─── Dataset content

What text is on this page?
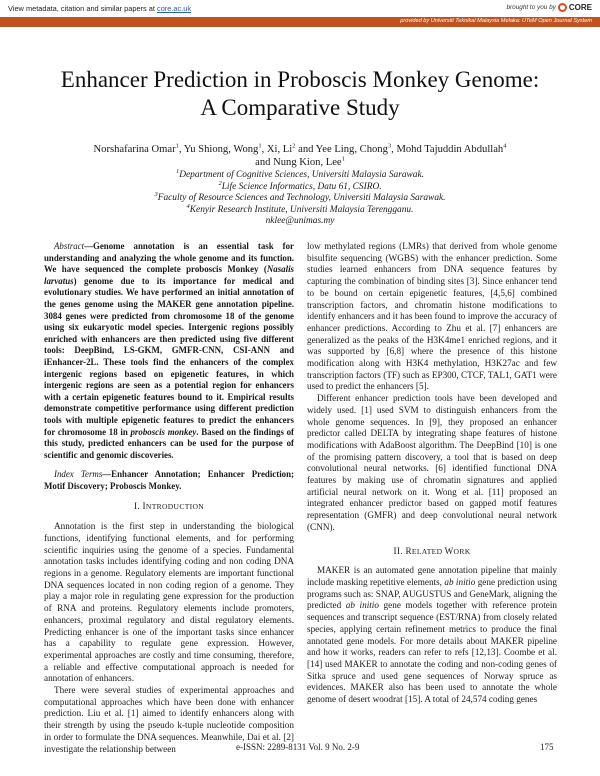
View metadata, citation and similar papers at core.ac.uk	brought to you by CORE
provided by Universiti Teknikal Malaysia Melaka: UTeM Open Journal System
Enhancer Prediction in Proboscis Monkey Genome:
A Comparative Study
Norshafarina Omar$^1$, Yu Shiong, Wong$^1$, Xi, Li$^2$ and Yee Ling, Chong$^3$, Mohd Tajuddin Abdullah$^4$
and Nung Kion, Lee$^1$
$^1$Department of Cognitive Sciences, Universiti Malaysia Sarawak.
$^2$Life Science Informatics, Datu 61, CSIRO.
$^3$Faculty of Resource Sciences and Technology, Universiti Malaysia Sarawak.
$^4$Kenyir Research Institute, Universiti Malaysia Terengganu.
nklee@unimas.my

Abstract—Genome annotation is an essential task for understanding and analyzing the whole genome and its function. We have sequenced the complete proboscis Monkey (Nasalis larvatus) genome due to its importance for medical and evolutionary studies. We have performed an initial annotation of the genes genome using the MAKER gene annotation pipeline. 3084 genes were predicted from chromosome 18 of the genome using six eukaryotic model species. Intergenic regions possibly enriched with enhancers are then predicted using five different tools: DeepBind, LS-GKM, GMFR-CNN, CSI-ANN and iEnhancer-2L. These tools find the enhancers of the complex intergenic regions based on epigenetic features, in which intergenic regions are seen as a potential region for enhancers with a certain epigenetic features bound to it. Empirical results demonstrate competitive performance using different prediction tools with multiple epigenetic features to predict the enhancers for chromosome 18 in proboscis monkey. Based on the findings of this study, predicted enhancers can be used for the purpose of scientific and genomic discoveries.

Index Terms—Enhancer Annotation; Enhancer Prediction; Motif Discovery; Proboscis Monkey.

I. INTRODUCTION

Annotation is the first step in understanding the biological functions, identifying functional elements, and for performing scientific inquiries using the genome of a species. Fundamental annotation tasks includes identifying coding and non coding DNA regions in a genome. Regulatory elements are important functional DNA sequences located in non coding region of a genome. They play a major role in regulating gene expression for the production of RNA and proteins. Regulatory elements include promoters, enhancers, proximal regulatory and distal regulatory elements. Predicting enhancer is one of the important tasks since enhancer has a capability to regulate gene expression. However, experimental approaches are costly and time consuming, therefore, a reliable and effective computational approach is needed for annotation of enhancers.

There were several studies of experimental approaches and computational approaches which have been done with enhancer prediction. Liu et al. [1] aimed to identify enhancers along with their strength by using the pseudo k-tuple nucleotide composition in order to formulate the DNA sequences. Meanwhile, Dai et al. [2] investigate the relationship between

low methylated regions (LMRs) that derived from whole genome bisulfite sequencing (WGBS) with the enhancer prediction. Some studies learned enhancers from DNA sequence features by capturing the combination of binding sites [3]. Since enhancer tend to be bound on certain epigenetic features, [4,5,6] combined transcription factors, and chromatin histone modifications to identify enhancers and it has been found to improve the accuracy of enhancer predictions. According to Zhu et al. [7] enhancers are generalized as the peaks of the H3K4me1 enriched regions, and it was supported by [6,8] where the presence of this histone modification along with H3K4 methylation, H3K27ac and few transcription factors (TF) such as EP300, CTCF, TAL1, GAT1 were used to predict the enhancers [5].

Different enhancer prediction tools have been developed and widely used. [1] used SVM to distinguish enhancers from the whole genome sequences. In [9], they proposed an enhancer predictor called DELTA by integrating shape features of histone modifications with AdaBoost algorithm. The DeepBind [10] is one of the promising pattern discovery, a tool that is based on deep convolutional neural networks. [6] identified functional DNA features by making use of chromatin signatures and applied artificial neural network on it. Wong et al. [11] proposed an integrated enhancer predictor based on gapped motif features representation (GMFR) and deep convolutional neural network (CNN).

II. RELATED WORK

MAKER is an automated gene annotation pipeline that mainly include masking repetitive elements, ab initio gene prediction using programs such as: SNAP, AUGUSTUS and GeneMark, aligning the predicted ab initio gene models together with reference protein sequences and transcript sequence (EST/RNA) from closely related species, applying certain refinement metrics to produce the final annotated gene models. For more details about MAKER pipeline and how it works, readers can refer to refs [12,13]. Coombe et al. [14] used MAKER to annotate the coding and non-coding genes of Sitka spruce and used gene sequences of Norway spruce as evidences. MAKER also has been used to annotate the whole genome of desert woodrat [15]. A total of 24,574 coding genes

e-ISSN: 2289-8131 Vol. 9 No. 2-9	175
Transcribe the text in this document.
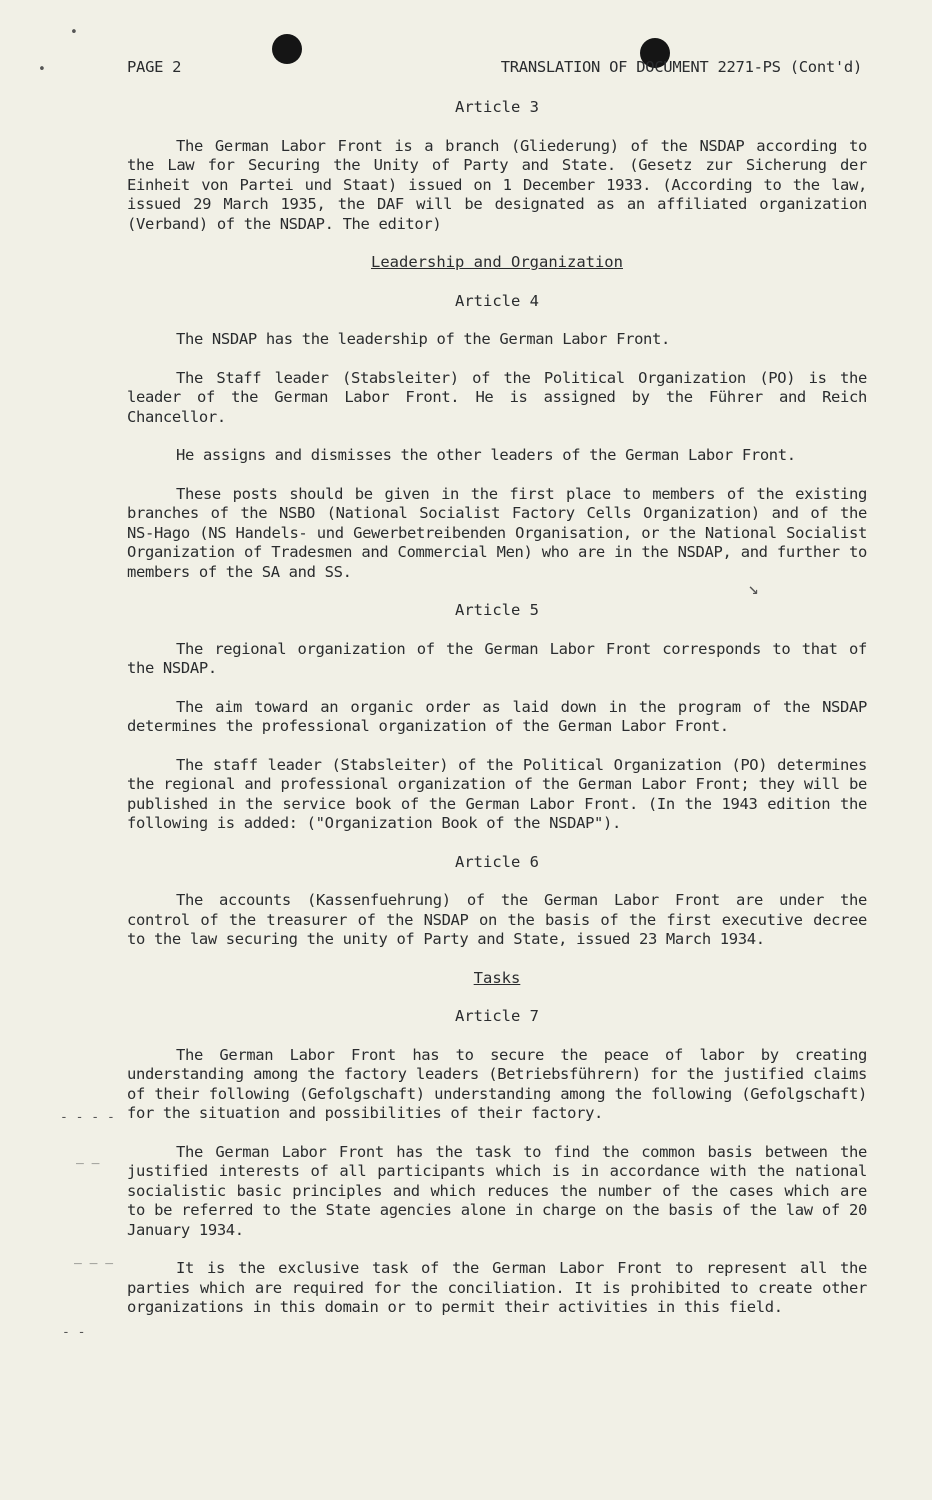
•
•
- - - -
_ _
_ _ _
- -
↘
PAGE 2	TRANSLATION OF DOCUMENT 2271-PS (Cont'd)
Article 3
The German Labor Front is a branch (Gliederung) of the NSDAP according to the Law for Securing the Unity of Party and State. (Gesetz zur Sicherung der Einheit von Partei und Staat) issued on 1 December 1933. (According to the law, issued 29 March 1935, the DAF will be designated as an affiliated organization (Verband) of the NSDAP. The editor)
Leadership and Organization
Article 4
The NSDAP has the leadership of the German Labor Front.
The Staff leader (Stabsleiter) of the Political Organization (PO) is the leader of the German Labor Front. He is assigned by the Führer and Reich Chancellor.
He assigns and dismisses the other leaders of the German Labor Front.
These posts should be given in the first place to members of the existing branches of the NSBO (National Socialist Factory Cells Organization) and of the NS-Hago (NS Handels- und Gewerbetreibenden Organisation, or the National Socialist Organization of Tradesmen and Commercial Men) who are in the NSDAP, and further to members of the SA and SS.
Article 5
The regional organization of the German Labor Front corresponds to that of the NSDAP.
The aim toward an organic order as laid down in the program of the NSDAP determines the professional organization of the German Labor Front.
The staff leader (Stabsleiter) of the Political Organization (PO) determines the regional and professional organization of the German Labor Front; they will be published in the service book of the German Labor Front. (In the 1943 edition the following is added: ("Organization Book of the NSDAP").
Article 6
The accounts (Kassenfuehrung) of the German Labor Front are under the control of the treasurer of the NSDAP on the basis of the first executive decree to the law securing the unity of Party and State, issued 23 March 1934.
Tasks
Article 7
The German Labor Front has to secure the peace of labor by creating understanding among the factory leaders (Betriebsführern) for the justified claims of their following (Gefolgschaft) understanding among the following (Gefolgschaft) for the situation and possibilities of their factory.
The German Labor Front has the task to find the common basis between the justified interests of all participants which is in accordance with the national socialistic basic principles and which reduces the number of the cases which are to be referred to the State agencies alone in charge on the basis of the law of 20 January 1934.
It is the exclusive task of the German Labor Front to represent all the parties which are required for the conciliation. It is prohibited to create other organizations in this domain or to permit their activities in this field.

──────

Assignment => With the pictures removed, return all the entries exactly.

Solution to the problem =>
What text is on this page?
View metadata, citation and similar papers at core.ac.uk	brought to you by CORE
provided by Universiti Teknikal Malaysia Melaka: UTeM Open Journal System
Enhancer Prediction in Proboscis Monkey Genome:
A Comparative Study
Norshafarina Omar$^1$, Yu Shiong, Wong$^1$, Xi, Li$^2$ and Yee Ling, Chong$^3$, Mohd Tajuddin Abdullah$^4$
and Nung Kion, Lee$^1$
$^1$Department of Cognitive Sciences, Universiti Malaysia Sarawak.
$^2$Life Science Informatics, Datu 61, CSIRO.
$^3$Faculty of Resource Sciences and Technology, Universiti Malaysia Sarawak.
$^4$Kenyir Research Institute, Universiti Malaysia Terengganu.
nklee@unimas.my

Abstract—Genome annotation is an essential task for understanding and analyzing the whole genome and its function. We have sequenced the complete proboscis Monkey (Nasalis larvatus) genome due to its importance for medical and evolutionary studies. We have performed an initial annotation of the genes genome using the MAKER gene annotation pipeline. 3084 genes were predicted from chromosome 18 of the genome using six eukaryotic model species. Intergenic regions possibly enriched with enhancers are then predicted using five different tools: DeepBind, LS-GKM, GMFR-CNN, CSI-ANN and iEnhancer-2L. These tools find the enhancers of the complex intergenic regions based on epigenetic features, in which intergenic regions are seen as a potential region for enhancers with a certain epigenetic features bound to it. Empirical results demonstrate competitive performance using different prediction tools with multiple epigenetic features to predict the enhancers for chromosome 18 in proboscis monkey. Based on the findings of this study, predicted enhancers can be used for the purpose of scientific and genomic discoveries.

Index Terms—Enhancer Annotation; Enhancer Prediction; Motif Discovery; Proboscis Monkey.

I. INTRODUCTION

Annotation is the first step in understanding the biological functions, identifying functional elements, and for performing scientific inquiries using the genome of a species. Fundamental annotation tasks includes identifying coding and non coding DNA regions in a genome. Regulatory elements are important functional DNA sequences located in non coding region of a genome. They play a major role in regulating gene expression for the production of RNA and proteins. Regulatory elements include promoters, enhancers, proximal regulatory and distal regulatory elements. Predicting enhancer is one of the important tasks since enhancer has a capability to regulate gene expression. However, experimental approaches are costly and time consuming, therefore, a reliable and effective computational approach is needed for annotation of enhancers.

There were several studies of experimental approaches and computational approaches which have been done with enhancer prediction. Liu et al. [1] aimed to identify enhancers along with their strength by using the pseudo k-tuple nucleotide composition in order to formulate the DNA sequences. Meanwhile, Dai et al. [2] investigate the relationship between

low methylated regions (LMRs) that derived from whole genome bisulfite sequencing (WGBS) with the enhancer prediction. Some studies learned enhancers from DNA sequence features by capturing the combination of binding sites [3]. Since enhancer tend to be bound on certain epigenetic features, [4,5,6] combined transcription factors, and chromatin histone modifications to identify enhancers and it has been found to improve the accuracy of enhancer predictions. According to Zhu et al. [7] enhancers are generalized as the peaks of the H3K4me1 enriched regions, and it was supported by [6,8] where the presence of this histone modification along with H3K4 methylation, H3K27ac and few transcription factors (TF) such as EP300, CTCF, TAL1, GAT1 were used to predict the enhancers [5].

Different enhancer prediction tools have been developed and widely used. [1] used SVM to distinguish enhancers from the whole genome sequences. In [9], they proposed an enhancer predictor called DELTA by integrating shape features of histone modifications with AdaBoost algorithm. The DeepBind [10] is one of the promising pattern discovery, a tool that is based on deep convolutional neural networks. [6] identified functional DNA features by making use of chromatin signatures and applied artificial neural network on it. Wong et al. [11] proposed an integrated enhancer predictor based on gapped motif features representation (GMFR) and deep convolutional neural network (CNN).

II. RELATED WORK

MAKER is an automated gene annotation pipeline that mainly include masking repetitive elements, ab initio gene prediction using programs such as: SNAP, AUGUSTUS and GeneMark, aligning the predicted ab initio gene models together with reference protein sequences and transcript sequence (EST/RNA) from closely related species, applying certain refinement metrics to produce the final annotated gene models. For more details about MAKER pipeline and how it works, readers can refer to refs [12,13]. Coombe et al. [14] used MAKER to annotate the coding and non-coding genes of Sitka spruce and used gene sequences of Norway spruce as evidences. MAKER also has been used to annotate the whole genome of desert woodrat [15]. A total of 24,574 coding genes

e-ISSN: 2289-8131 Vol. 9 No. 2-9	175
Transcribe the text in this document.
•
•
- - - -
_ _
_ _ _
- -
↘
PAGE 2	TRANSLATION OF DOCUMENT 2271-PS (Cont'd)
Article 3
The German Labor Front is a branch (Gliederung) of the NSDAP according to the Law for Securing the Unity of Party and State. (Gesetz zur Sicherung der Einheit von Partei und Staat) issued on 1 December 1933. (According to the law, issued 29 March 1935, the DAF will be designated as an affiliated organization (Verband) of the NSDAP. The editor)
Leadership and Organization
Article 4
The NSDAP has the leadership of the German Labor Front.
The Staff leader (Stabsleiter) of the Political Organization (PO) is the leader of the German Labor Front. He is assigned by the Führer and Reich Chancellor.
He assigns and dismisses the other leaders of the German Labor Front.
These posts should be given in the first place to members of the existing branches of the NSBO (National Socialist Factory Cells Organization) and of the NS-Hago (NS Handels- und Gewerbetreibenden Organisation, or the National Socialist Organization of Tradesmen and Commercial Men) who are in the NSDAP, and further to members of the SA and SS.
Article 5
The regional organization of the German Labor Front corresponds to that of the NSDAP.
The aim toward an organic order as laid down in the program of the NSDAP determines the professional organization of the German Labor Front.
The staff leader (Stabsleiter) of the Political Organization (PO) determines the regional and professional organization of the German Labor Front; they will be published in the service book of the German Labor Front. (In the 1943 edition the following is added: ("Organization Book of the NSDAP").
Article 6
The accounts (Kassenfuehrung) of the German Labor Front are under the control of the treasurer of the NSDAP on the basis of the first executive decree to the law securing the unity of Party and State, issued 23 March 1934.
Tasks
Article 7
The German Labor Front has to secure the peace of labor by creating understanding among the factory leaders (Betriebsführern) for the justified claims of their following (Gefolgschaft) understanding among the following (Gefolgschaft) for the situation and possibilities of their factory.
The German Labor Front has the task to find the common basis between the justified interests of all participants which is in accordance with the national socialistic basic principles and which reduces the number of the cases which are to be referred to the State agencies alone in charge on the basis of the law of 20 January 1934.
It is the exclusive task of the German Labor Front to represent all the parties which are required for the conciliation. It is prohibited to create other organizations in this domain or to permit their activities in this field.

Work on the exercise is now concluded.